Dataset rows:
========================================

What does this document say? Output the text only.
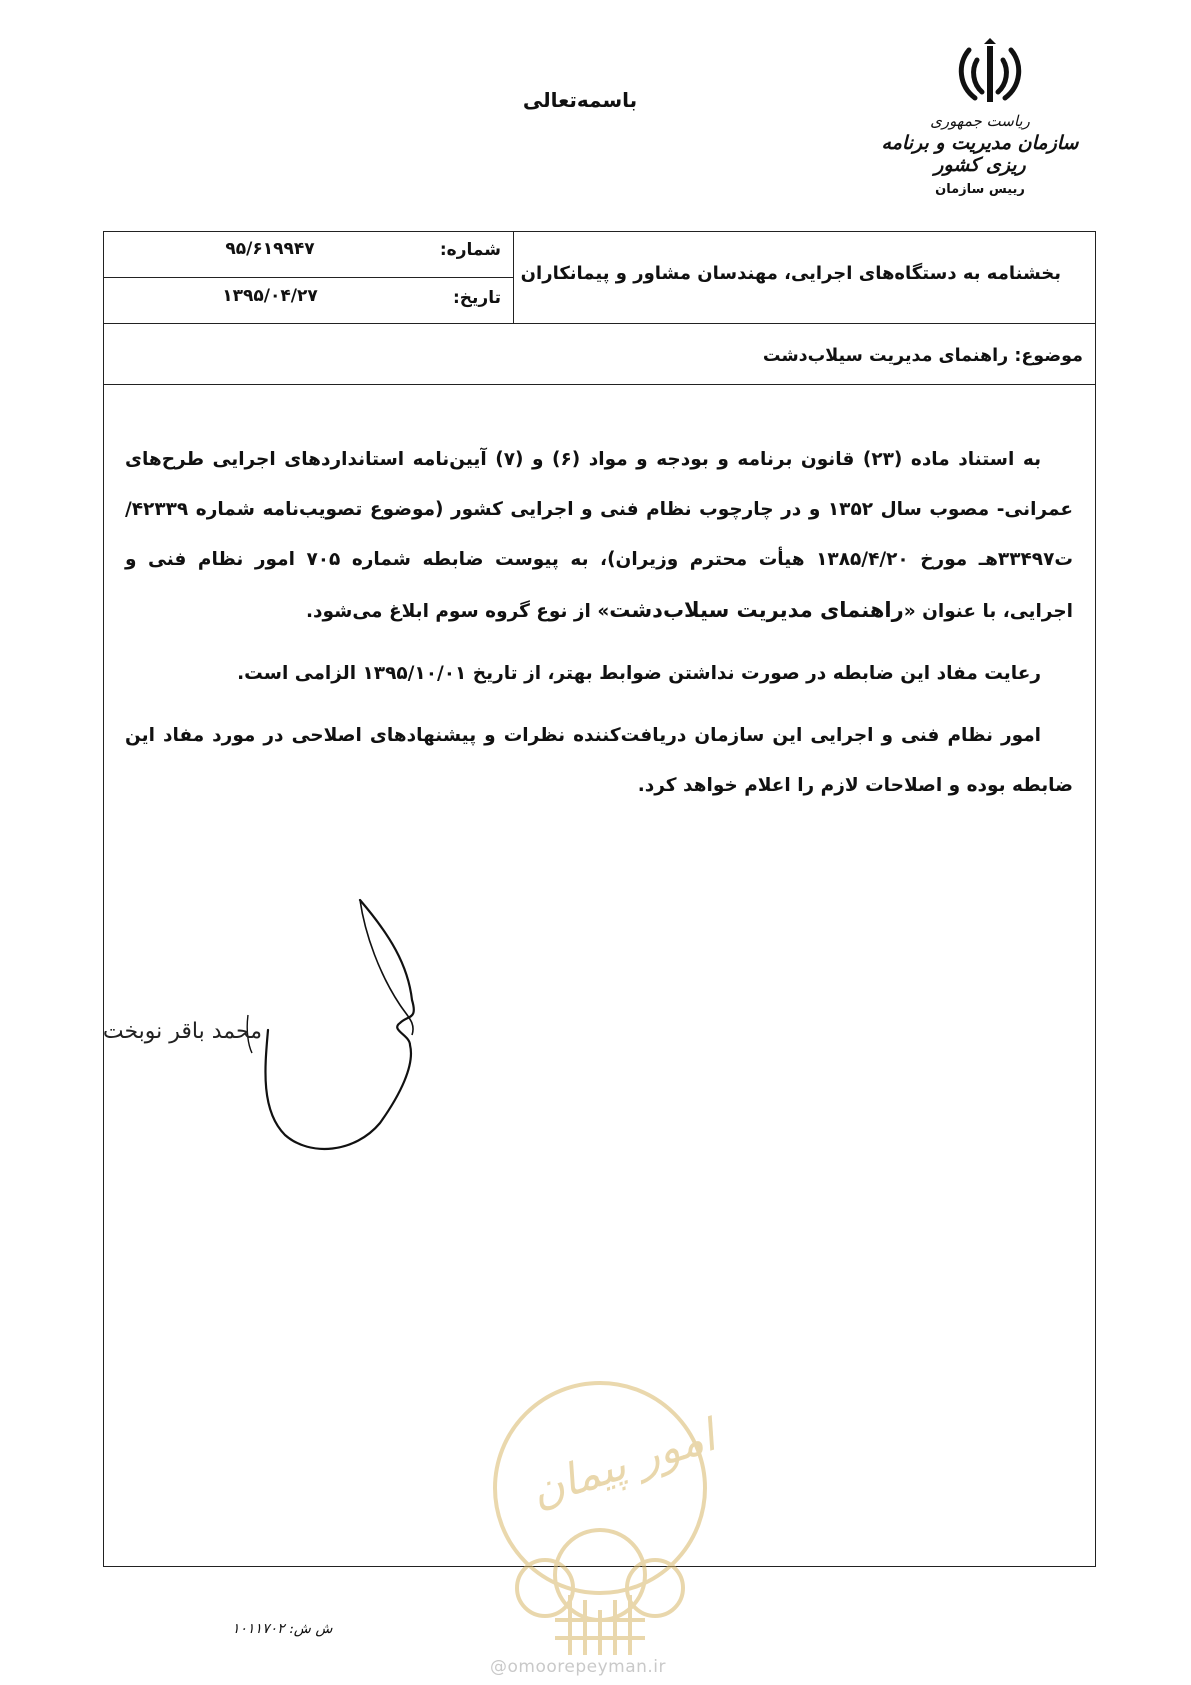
باسمه‌تعالی
ریاست جمهوری
سازمان مدیریت و برنامه ریزی کشور
رییس سازمان
بخشنامه به دستگاه‌های اجرایی، مهندسان مشاور و پیمانکاران
شماره:
۹۵/۶۱۹۹۴۷
تاریخ:
۱۳۹۵/۰۴/۲۷
موضوع: راهنمای مدیریت سیلاب‌دشت

به استناد ماده (۲۳) قانون برنامه و بودجه و مواد (۶) و (۷) آیین‌نامه استانداردهای اجرایی طرح‌های عمرانی- مصوب سال ۱۳۵۲ و در چارچوب نظام فنی و اجرایی کشور (موضوع تصویب‌نامه شماره ۴۲۳۳۹/ت۳۳۴۹۷هـ مورخ ۱۳۸۵/۴/۲۰ هیأت محترم وزیران)، به پیوست ضابطه شماره ۷۰۵ امور نظام فنی و اجرایی، با عنوان «راهنمای مدیریت سیلاب‌دشت» از نوع گروه سوم ابلاغ می‌شود.

رعایت مفاد این ضابطه در صورت نداشتن ضوابط بهتر، از تاریخ ۱۳۹۵/۱۰/۰۱ الزامی است.

امور نظام فنی و اجرایی این سازمان دریافت‌کننده نظرات و پیشنهادهای اصلاحی در مورد مفاد این ضابطه بوده و اصلاحات لازم را اعلام خواهد کرد.

محمد باقر نوبخت
امور پیمان
ش ش: ۱۰۱۱۷۰۲
@omoorepeyman.ir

========================================

Written task:
Repeat the records above exactly, leaving out the pictures.

Response to the task:
What does this document say? Output the text only.
باسمه‌تعالی
ریاست جمهوری
سازمان مدیریت و برنامه ریزی کشور
رییس سازمان
بخشنامه به دستگاه‌های اجرایی، مهندسان مشاور و پیمانکاران
شماره:
۹۵/۶۱۹۹۴۷
تاریخ:
۱۳۹۵/۰۴/۲۷
موضوع: راهنمای مدیریت سیلاب‌دشت

به استناد ماده (۲۳) قانون برنامه و بودجه و مواد (۶) و (۷) آیین‌نامه استانداردهای اجرایی طرح‌های عمرانی- مصوب سال ۱۳۵۲ و در چارچوب نظام فنی و اجرایی کشور (موضوع تصویب‌نامه شماره ۴۲۳۳۹/ت۳۳۴۹۷هـ مورخ ۱۳۸۵/۴/۲۰ هیأت محترم وزیران)، به پیوست ضابطه شماره ۷۰۵ امور نظام فنی و اجرایی، با عنوان «راهنمای مدیریت سیلاب‌دشت» از نوع گروه سوم ابلاغ می‌شود.

رعایت مفاد این ضابطه در صورت نداشتن ضوابط بهتر، از تاریخ ۱۳۹۵/۱۰/۰۱ الزامی است.

امور نظام فنی و اجرایی این سازمان دریافت‌کننده نظرات و پیشنهادهای اصلاحی در مورد مفاد این ضابطه بوده و اصلاحات لازم را اعلام خواهد کرد.

محمد باقر نوبخت
امور پیمان
ش ش: ۱۰۱۱۷۰۲
@omoorepeyman.ir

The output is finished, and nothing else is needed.